> [What you should do]
Quote every line of the records below word for word.

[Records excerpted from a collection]
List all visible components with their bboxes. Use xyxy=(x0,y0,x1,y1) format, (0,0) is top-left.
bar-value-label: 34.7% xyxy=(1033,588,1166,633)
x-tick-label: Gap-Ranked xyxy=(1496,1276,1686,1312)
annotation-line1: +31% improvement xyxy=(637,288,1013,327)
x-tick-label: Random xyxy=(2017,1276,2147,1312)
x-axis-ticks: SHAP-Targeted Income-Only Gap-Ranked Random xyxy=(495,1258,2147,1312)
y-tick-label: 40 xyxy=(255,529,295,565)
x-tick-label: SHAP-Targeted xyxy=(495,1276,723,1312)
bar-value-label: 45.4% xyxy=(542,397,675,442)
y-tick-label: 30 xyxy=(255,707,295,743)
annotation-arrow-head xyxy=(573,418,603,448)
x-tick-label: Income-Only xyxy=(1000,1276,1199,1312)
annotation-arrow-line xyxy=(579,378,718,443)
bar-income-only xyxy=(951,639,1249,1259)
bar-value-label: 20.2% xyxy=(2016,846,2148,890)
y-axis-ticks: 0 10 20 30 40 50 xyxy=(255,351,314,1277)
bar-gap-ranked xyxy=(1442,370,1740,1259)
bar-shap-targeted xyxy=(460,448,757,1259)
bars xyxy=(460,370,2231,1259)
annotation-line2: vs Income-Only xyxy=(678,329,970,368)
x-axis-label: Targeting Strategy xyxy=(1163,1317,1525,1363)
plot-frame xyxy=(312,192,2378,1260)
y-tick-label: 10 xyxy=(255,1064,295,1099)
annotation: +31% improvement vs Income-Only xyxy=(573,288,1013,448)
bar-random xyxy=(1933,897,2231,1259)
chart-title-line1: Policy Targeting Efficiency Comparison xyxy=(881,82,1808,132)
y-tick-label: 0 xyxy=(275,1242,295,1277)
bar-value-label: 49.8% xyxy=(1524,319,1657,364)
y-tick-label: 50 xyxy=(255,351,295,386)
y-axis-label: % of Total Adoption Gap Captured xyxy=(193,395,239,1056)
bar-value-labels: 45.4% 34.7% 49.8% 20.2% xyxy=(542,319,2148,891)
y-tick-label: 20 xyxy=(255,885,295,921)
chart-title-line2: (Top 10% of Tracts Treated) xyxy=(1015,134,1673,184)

> [Task solution]
List all visible components with their bboxes. Use xyxy=(x0,y0,x1,y1) format, (0,0) is top-left.
bar-value-label: 34.7% xyxy=(1033,588,1166,633)
x-tick-label: Gap-Ranked xyxy=(1496,1276,1686,1312)
annotation-line1: +31% improvement xyxy=(637,288,1013,327)
x-tick-label: Random xyxy=(2017,1276,2147,1312)
x-axis-ticks: SHAP-Targeted Income-Only Gap-Ranked Random xyxy=(495,1258,2147,1312)
y-tick-label: 40 xyxy=(255,529,295,565)
x-tick-label: SHAP-Targeted xyxy=(495,1276,723,1312)
bar-value-label: 45.4% xyxy=(542,397,675,442)
y-tick-label: 30 xyxy=(255,707,295,743)
annotation-arrow-head xyxy=(573,418,603,448)
x-tick-label: Income-Only xyxy=(1000,1276,1199,1312)
annotation-arrow-line xyxy=(579,378,718,443)
bar-income-only xyxy=(951,639,1249,1259)
bar-value-label: 20.2% xyxy=(2016,846,2148,890)
y-axis-ticks: 0 10 20 30 40 50 xyxy=(255,351,314,1277)
bar-gap-ranked xyxy=(1442,370,1740,1259)
bar-shap-targeted xyxy=(460,448,757,1259)
bars xyxy=(460,370,2231,1259)
annotation-line2: vs Income-Only xyxy=(678,329,970,368)
x-axis-label: Targeting Strategy xyxy=(1163,1317,1525,1363)
plot-frame xyxy=(312,192,2378,1260)
y-tick-label: 10 xyxy=(255,1064,295,1099)
annotation: +31% improvement vs Income-Only xyxy=(573,288,1013,448)
bar-random xyxy=(1933,897,2231,1259)
chart-title-line1: Policy Targeting Efficiency Comparison xyxy=(881,82,1808,132)
y-tick-label: 0 xyxy=(275,1242,295,1277)
bar-value-label: 49.8% xyxy=(1524,319,1657,364)
y-tick-label: 50 xyxy=(255,351,295,386)
y-axis-label: % of Total Adoption Gap Captured xyxy=(193,395,239,1056)
bar-value-labels: 45.4% 34.7% 49.8% 20.2% xyxy=(542,319,2148,891)
y-tick-label: 20 xyxy=(255,885,295,921)
chart-title-line2: (Top 10% of Tracts Treated) xyxy=(1015,134,1673,184)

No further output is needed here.